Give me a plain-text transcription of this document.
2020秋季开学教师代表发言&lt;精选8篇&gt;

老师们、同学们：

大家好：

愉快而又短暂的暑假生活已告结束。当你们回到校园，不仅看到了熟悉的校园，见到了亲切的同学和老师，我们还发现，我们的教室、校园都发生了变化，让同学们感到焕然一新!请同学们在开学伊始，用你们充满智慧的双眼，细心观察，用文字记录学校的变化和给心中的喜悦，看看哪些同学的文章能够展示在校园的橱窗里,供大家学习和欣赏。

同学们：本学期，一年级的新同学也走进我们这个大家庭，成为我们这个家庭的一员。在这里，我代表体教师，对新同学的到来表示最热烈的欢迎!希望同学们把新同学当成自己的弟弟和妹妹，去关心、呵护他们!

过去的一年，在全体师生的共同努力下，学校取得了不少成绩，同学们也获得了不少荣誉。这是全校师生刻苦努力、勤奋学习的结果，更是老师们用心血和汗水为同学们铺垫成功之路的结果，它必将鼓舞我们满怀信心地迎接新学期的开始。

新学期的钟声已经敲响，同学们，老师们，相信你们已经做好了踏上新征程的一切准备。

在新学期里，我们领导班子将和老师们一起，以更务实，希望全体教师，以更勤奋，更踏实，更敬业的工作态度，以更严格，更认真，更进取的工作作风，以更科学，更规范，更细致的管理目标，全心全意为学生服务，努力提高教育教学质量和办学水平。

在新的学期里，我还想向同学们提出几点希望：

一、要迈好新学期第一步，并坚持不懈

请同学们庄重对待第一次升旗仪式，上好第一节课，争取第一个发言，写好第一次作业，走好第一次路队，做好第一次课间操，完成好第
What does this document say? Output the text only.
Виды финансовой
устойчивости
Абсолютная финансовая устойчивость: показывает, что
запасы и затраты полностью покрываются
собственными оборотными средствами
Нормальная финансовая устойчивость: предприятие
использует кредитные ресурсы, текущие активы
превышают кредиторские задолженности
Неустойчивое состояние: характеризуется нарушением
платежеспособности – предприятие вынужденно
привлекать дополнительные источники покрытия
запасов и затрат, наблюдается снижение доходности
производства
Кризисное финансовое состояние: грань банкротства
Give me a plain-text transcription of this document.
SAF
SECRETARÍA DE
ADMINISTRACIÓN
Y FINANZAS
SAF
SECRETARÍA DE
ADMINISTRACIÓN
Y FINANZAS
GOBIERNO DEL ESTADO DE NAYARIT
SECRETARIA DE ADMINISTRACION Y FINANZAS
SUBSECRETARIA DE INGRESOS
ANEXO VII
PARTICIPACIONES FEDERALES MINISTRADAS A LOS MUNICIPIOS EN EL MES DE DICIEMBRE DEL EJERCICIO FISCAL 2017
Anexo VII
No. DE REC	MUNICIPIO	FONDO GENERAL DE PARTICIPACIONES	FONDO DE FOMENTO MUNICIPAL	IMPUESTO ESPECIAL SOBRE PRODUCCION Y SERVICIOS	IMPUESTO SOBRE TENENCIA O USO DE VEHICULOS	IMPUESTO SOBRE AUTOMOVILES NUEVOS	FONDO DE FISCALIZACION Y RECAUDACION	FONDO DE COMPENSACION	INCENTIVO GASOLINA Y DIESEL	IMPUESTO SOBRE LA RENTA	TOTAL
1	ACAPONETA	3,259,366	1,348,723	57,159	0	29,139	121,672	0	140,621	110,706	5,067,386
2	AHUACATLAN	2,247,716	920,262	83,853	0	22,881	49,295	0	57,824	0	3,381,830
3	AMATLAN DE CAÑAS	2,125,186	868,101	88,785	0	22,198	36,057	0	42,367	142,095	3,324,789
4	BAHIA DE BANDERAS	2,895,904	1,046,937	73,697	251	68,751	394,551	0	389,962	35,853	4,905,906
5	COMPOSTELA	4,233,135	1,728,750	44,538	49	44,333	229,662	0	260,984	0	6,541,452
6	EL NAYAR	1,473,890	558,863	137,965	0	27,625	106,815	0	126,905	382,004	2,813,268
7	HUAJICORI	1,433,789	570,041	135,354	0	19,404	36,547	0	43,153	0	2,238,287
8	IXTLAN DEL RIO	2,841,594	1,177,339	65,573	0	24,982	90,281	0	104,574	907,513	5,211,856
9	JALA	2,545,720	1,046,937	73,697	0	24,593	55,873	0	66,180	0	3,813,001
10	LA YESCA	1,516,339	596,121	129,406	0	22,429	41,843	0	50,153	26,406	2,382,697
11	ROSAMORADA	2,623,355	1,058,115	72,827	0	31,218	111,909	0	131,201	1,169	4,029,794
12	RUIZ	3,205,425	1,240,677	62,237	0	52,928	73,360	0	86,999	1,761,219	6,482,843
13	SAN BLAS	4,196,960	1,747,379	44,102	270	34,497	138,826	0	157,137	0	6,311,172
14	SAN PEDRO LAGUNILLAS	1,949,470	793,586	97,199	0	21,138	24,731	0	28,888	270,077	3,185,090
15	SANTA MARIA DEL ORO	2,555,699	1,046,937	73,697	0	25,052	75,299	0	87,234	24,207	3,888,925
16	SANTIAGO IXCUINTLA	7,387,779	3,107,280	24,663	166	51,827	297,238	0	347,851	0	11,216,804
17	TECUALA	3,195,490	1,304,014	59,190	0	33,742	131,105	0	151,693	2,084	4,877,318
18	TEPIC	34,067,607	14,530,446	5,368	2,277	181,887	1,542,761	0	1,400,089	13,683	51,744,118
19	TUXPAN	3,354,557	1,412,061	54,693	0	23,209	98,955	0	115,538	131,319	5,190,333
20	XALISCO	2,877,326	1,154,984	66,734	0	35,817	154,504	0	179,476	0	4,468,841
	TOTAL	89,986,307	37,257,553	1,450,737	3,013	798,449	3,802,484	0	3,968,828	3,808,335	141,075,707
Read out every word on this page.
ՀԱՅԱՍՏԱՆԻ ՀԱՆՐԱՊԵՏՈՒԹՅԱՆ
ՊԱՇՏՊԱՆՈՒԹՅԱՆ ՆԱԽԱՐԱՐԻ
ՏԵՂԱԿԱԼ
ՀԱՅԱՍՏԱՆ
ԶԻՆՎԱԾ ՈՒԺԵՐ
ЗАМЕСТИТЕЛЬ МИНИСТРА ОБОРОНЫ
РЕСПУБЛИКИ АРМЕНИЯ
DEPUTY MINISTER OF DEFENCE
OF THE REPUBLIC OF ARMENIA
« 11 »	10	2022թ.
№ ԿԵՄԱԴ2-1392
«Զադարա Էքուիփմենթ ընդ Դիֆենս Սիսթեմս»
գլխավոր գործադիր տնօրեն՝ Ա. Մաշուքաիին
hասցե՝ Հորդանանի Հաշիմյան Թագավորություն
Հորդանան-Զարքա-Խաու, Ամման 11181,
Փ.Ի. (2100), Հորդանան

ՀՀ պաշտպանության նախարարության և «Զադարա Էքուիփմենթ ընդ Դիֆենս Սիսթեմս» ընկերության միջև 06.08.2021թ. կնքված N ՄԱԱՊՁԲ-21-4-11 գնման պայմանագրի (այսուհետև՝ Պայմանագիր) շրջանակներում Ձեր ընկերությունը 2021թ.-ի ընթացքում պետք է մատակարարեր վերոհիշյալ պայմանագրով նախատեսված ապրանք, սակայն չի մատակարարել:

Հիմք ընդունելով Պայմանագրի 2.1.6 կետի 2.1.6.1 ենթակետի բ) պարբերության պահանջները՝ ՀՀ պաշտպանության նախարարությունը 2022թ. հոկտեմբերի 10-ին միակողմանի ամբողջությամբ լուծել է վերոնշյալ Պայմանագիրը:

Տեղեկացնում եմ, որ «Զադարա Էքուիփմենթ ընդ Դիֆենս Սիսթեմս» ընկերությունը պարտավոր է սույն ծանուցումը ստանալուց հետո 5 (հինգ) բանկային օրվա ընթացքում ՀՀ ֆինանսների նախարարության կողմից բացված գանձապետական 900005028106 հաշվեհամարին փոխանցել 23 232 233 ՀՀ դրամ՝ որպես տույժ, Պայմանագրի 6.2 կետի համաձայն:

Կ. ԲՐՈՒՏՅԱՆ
--
→ **SET TASK**
Looking at the records above, work out how many lines include the word "Դիֆենս", then give that number by itself.

→ **CORRECT ANSWER**
3